:: What is being asked ::
Read through the material below and find each line that has the word "microorganisms"; copy it.

:: Information ::
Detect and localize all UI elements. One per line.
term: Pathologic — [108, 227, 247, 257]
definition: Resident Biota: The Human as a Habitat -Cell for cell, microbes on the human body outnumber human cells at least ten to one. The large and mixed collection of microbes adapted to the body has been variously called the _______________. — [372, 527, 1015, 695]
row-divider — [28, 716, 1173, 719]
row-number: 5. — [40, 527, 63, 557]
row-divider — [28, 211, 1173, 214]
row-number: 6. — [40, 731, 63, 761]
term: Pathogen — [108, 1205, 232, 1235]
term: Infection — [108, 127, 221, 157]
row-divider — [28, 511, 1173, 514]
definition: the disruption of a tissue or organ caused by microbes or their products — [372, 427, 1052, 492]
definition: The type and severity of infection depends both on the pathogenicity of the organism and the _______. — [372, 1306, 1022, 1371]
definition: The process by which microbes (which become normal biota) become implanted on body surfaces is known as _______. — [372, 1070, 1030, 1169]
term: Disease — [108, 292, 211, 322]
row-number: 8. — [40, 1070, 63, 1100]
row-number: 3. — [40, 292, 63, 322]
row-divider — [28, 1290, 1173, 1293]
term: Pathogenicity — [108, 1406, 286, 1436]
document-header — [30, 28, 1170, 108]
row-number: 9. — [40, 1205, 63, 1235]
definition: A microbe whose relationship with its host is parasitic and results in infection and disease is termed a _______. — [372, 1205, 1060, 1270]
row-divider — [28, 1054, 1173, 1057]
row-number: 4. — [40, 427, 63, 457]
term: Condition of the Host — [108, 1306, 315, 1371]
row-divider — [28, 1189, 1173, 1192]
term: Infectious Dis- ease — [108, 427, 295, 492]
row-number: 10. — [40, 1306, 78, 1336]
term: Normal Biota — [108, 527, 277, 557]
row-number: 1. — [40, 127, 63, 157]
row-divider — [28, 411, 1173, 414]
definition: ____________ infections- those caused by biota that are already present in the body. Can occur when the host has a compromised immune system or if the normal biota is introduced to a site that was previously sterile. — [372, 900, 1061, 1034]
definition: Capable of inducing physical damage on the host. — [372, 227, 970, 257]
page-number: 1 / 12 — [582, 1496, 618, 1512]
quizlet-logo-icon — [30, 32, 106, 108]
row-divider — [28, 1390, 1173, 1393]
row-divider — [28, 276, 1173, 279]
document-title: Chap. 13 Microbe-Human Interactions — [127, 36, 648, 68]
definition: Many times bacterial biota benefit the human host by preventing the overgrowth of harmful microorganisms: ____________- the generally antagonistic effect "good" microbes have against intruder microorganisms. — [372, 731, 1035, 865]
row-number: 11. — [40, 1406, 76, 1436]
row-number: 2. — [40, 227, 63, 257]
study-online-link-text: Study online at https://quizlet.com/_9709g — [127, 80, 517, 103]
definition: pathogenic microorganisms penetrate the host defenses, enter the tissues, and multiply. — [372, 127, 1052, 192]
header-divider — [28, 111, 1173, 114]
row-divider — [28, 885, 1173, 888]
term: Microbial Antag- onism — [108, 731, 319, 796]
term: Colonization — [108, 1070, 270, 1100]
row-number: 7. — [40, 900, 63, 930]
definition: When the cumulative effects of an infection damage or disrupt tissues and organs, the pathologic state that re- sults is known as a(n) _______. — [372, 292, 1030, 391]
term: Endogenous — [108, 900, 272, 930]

:: Solution to the exercise ::
definition: Many times bacterial biota benefit the human host by preventing the overgrowth of harmful microorganisms: ____________- the generally antagonistic effect "good" microbes have against intruder microorganisms. — [372, 731, 1035, 865]
definition: pathogenic microorganisms penetrate the host defenses, enter the tissues, and multiply. — [372, 127, 1052, 192]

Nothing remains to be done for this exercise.